§ EXERCISE
Each line containing the word "Completeness" must be reported.
··········
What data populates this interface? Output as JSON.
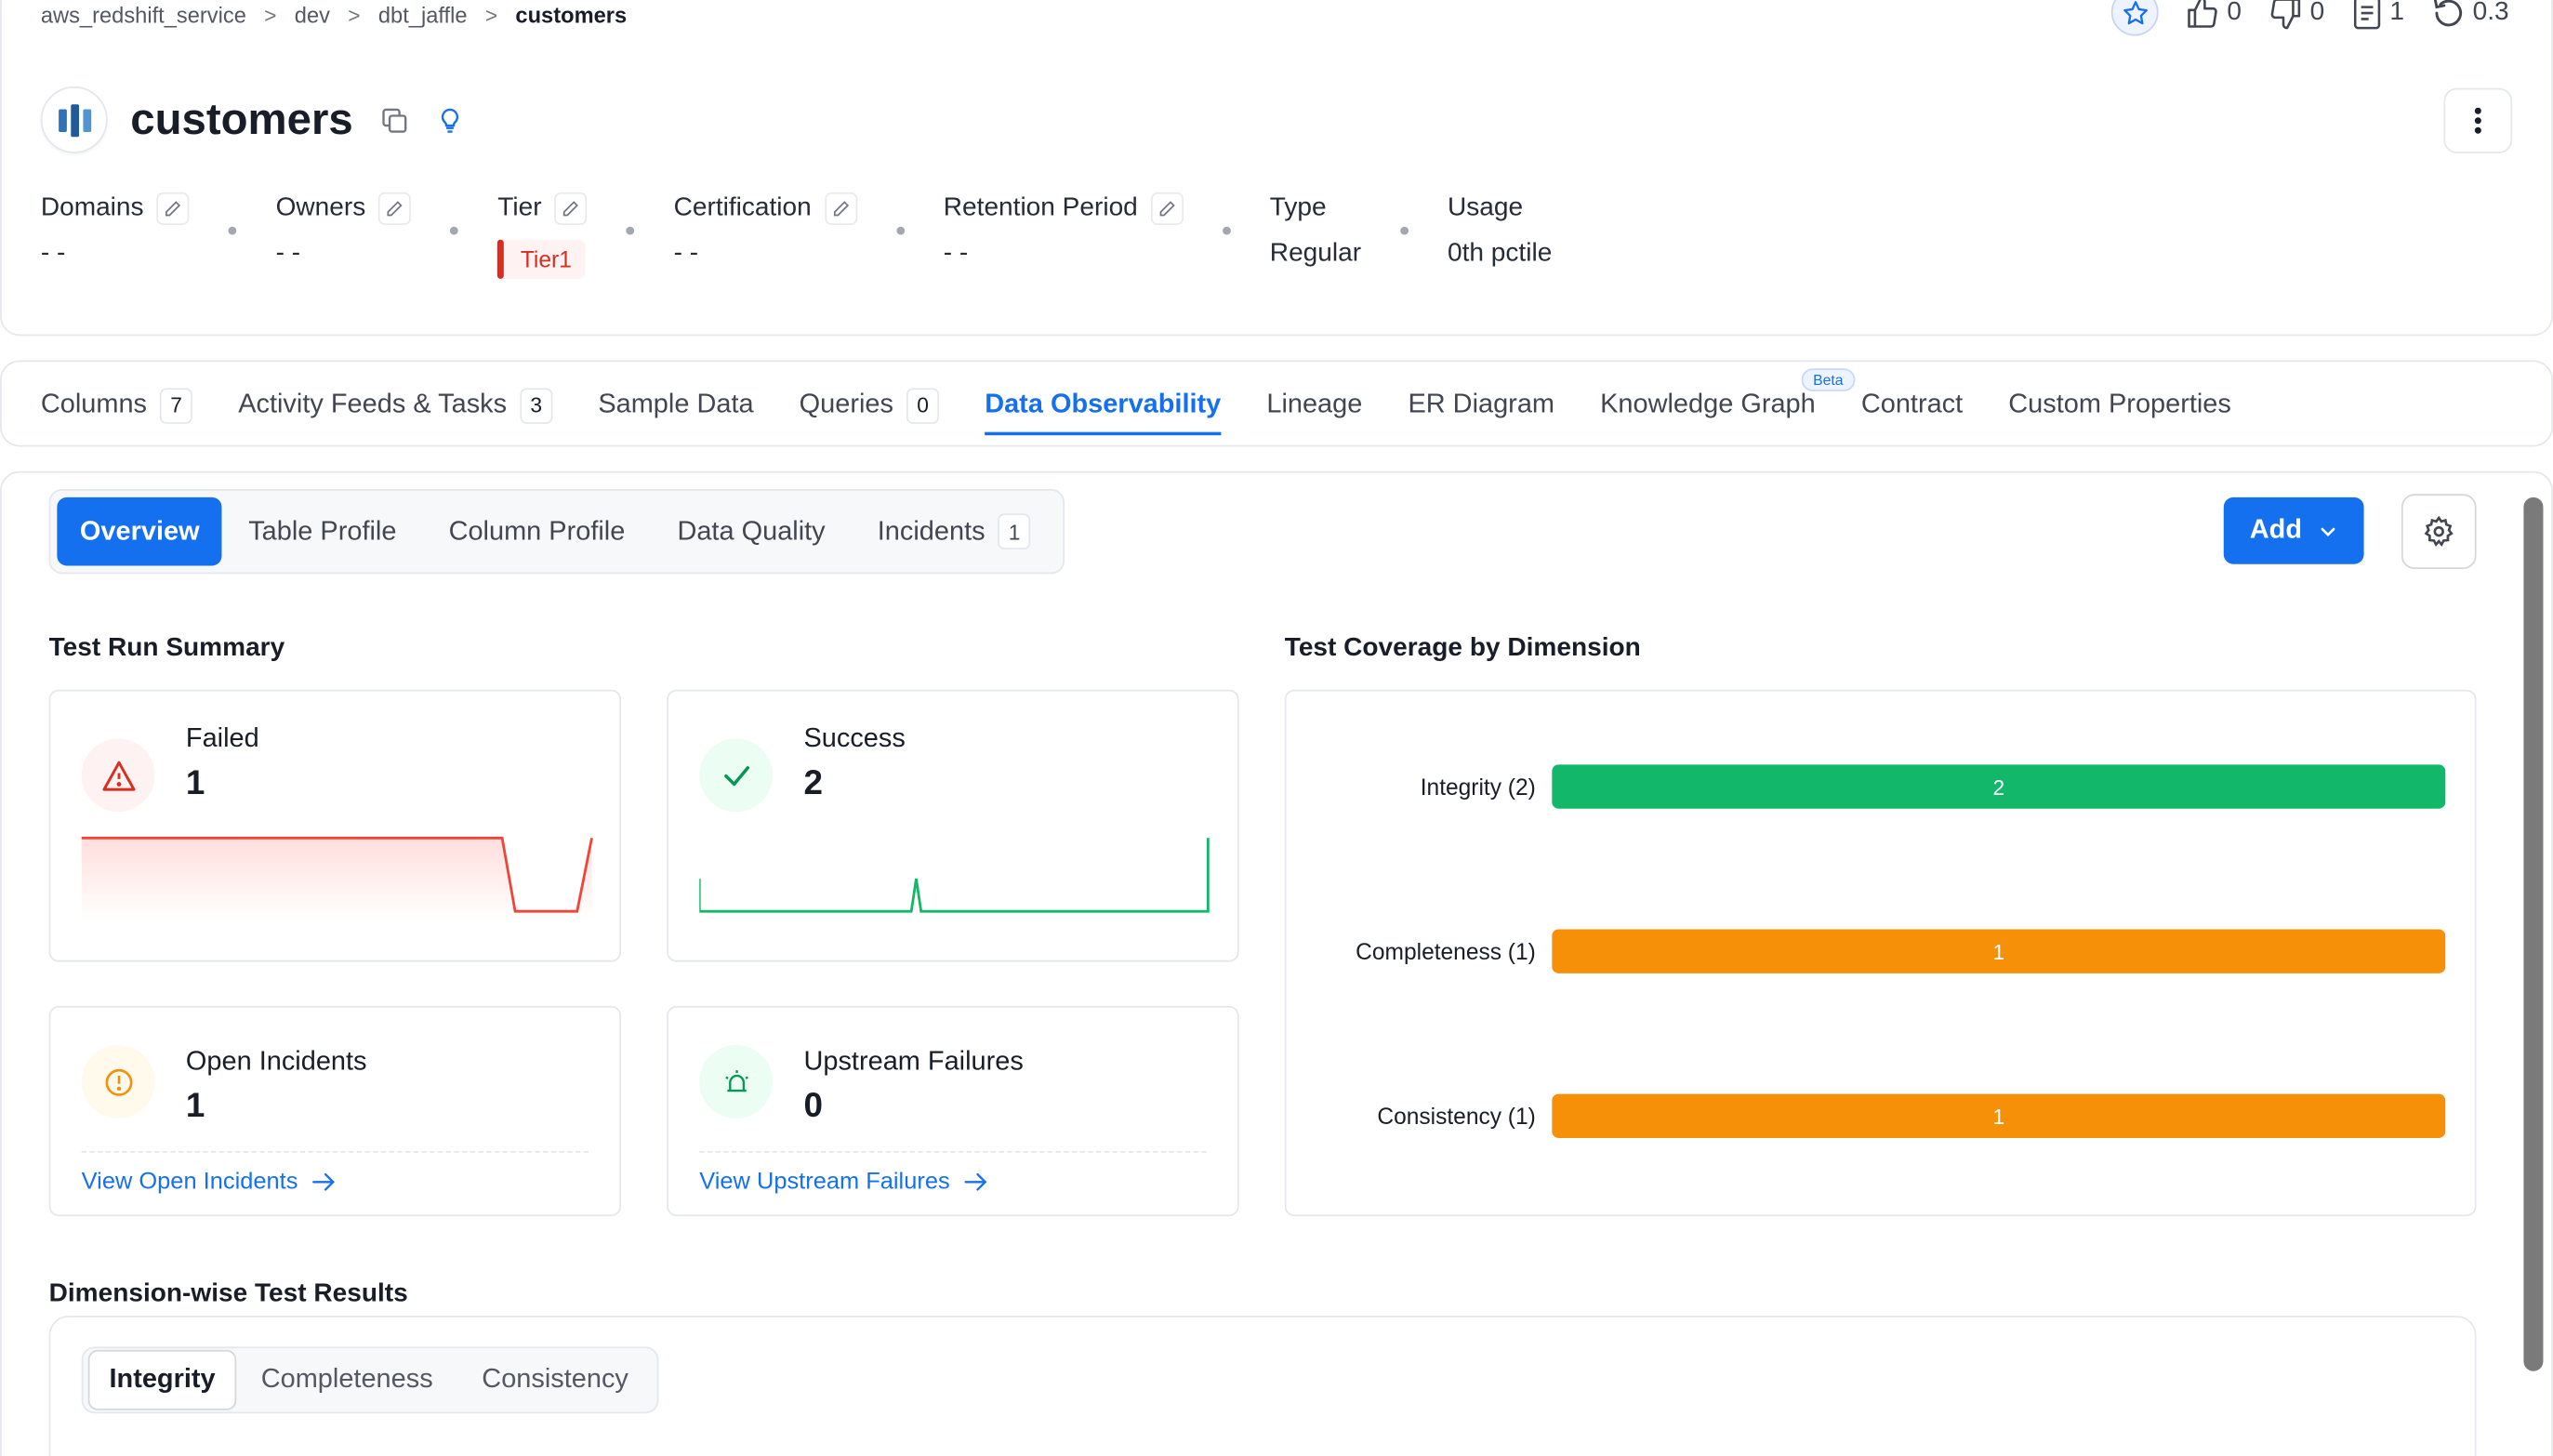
{
  "breadcrumb": {
    "items": [
      "aws_redshift_service",
      "dev",
      "dbt_jaffle"
    ],
    "current": "customers"
  },
  "top_actions": {
    "likes": "0",
    "dislikes": "0",
    "docs": "1",
    "version": "0.3"
  },
  "entity": {
    "title": "customers"
  },
  "properties": {
    "domains": {
      "label": "Domains",
      "value": "- -"
    },
    "owners": {
      "label": "Owners",
      "value": "- -"
    },
    "tier": {
      "label": "Tier",
      "value": "Tier1"
    },
    "certification": {
      "label": "Certification",
      "value": "- -"
    },
    "retention": {
      "label": "Retention Period",
      "value": "- -"
    },
    "type": {
      "label": "Type",
      "value": "Regular"
    },
    "usage": {
      "label": "Usage",
      "value": "0th pctile"
    }
  },
  "tabs": [
    {
      "label": "Columns",
      "count": "7"
    },
    {
      "label": "Activity Feeds & Tasks",
      "count": "3"
    },
    {
      "label": "Sample Data"
    },
    {
      "label": "Queries",
      "count": "0"
    },
    {
      "label": "Data Observability",
      "active": true
    },
    {
      "label": "Lineage"
    },
    {
      "label": "ER Diagram"
    },
    {
      "label": "Knowledge Graph",
      "badge": "Beta"
    },
    {
      "label": "Contract"
    },
    {
      "label": "Custom Properties"
    }
  ],
  "subtabs": [
    {
      "label": "Overview",
      "active": true
    },
    {
      "label": "Table Profile"
    },
    {
      "label": "Column Profile"
    },
    {
      "label": "Data Quality"
    },
    {
      "label": "Incidents",
      "count": "1"
    }
  ],
  "actions": {
    "add_label": "Add"
  },
  "summary": {
    "title": "Test Run Summary",
    "failed": {
      "label": "Failed",
      "value": "1"
    },
    "success": {
      "label": "Success",
      "value": "2"
    },
    "open_incidents": {
      "label": "Open Incidents",
      "value": "1",
      "link": "View Open Incidents"
    },
    "upstream": {
      "label": "Upstream Failures",
      "value": "0",
      "link": "View Upstream Failures"
    }
  },
  "coverage": {
    "title": "Test Coverage by Dimension"
  },
  "chart_data": {
    "type": "bar",
    "orientation": "horizontal",
    "categories": [
      "Integrity (2)",
      "Completeness (1)",
      "Consistency (1)"
    ],
    "values": [
      2,
      1,
      1
    ],
    "colors": [
      "#12b76a",
      "#f79009",
      "#f79009"
    ],
    "grid": false
  },
  "dimension_results": {
    "title": "Dimension-wise Test Results",
    "tabs": [
      {
        "label": "Integrity",
        "active": true
      },
      {
        "label": "Completeness"
      },
      {
        "label": "Consistency"
      }
    ]
  },
  "colors": {
    "primary": "#1570ef",
    "failed": "#d92d20",
    "success": "#12b76a",
    "warning": "#f79009"
  }
}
··········
§ TASK ANSWER
      "Completeness (1)",
        "label": "Completeness"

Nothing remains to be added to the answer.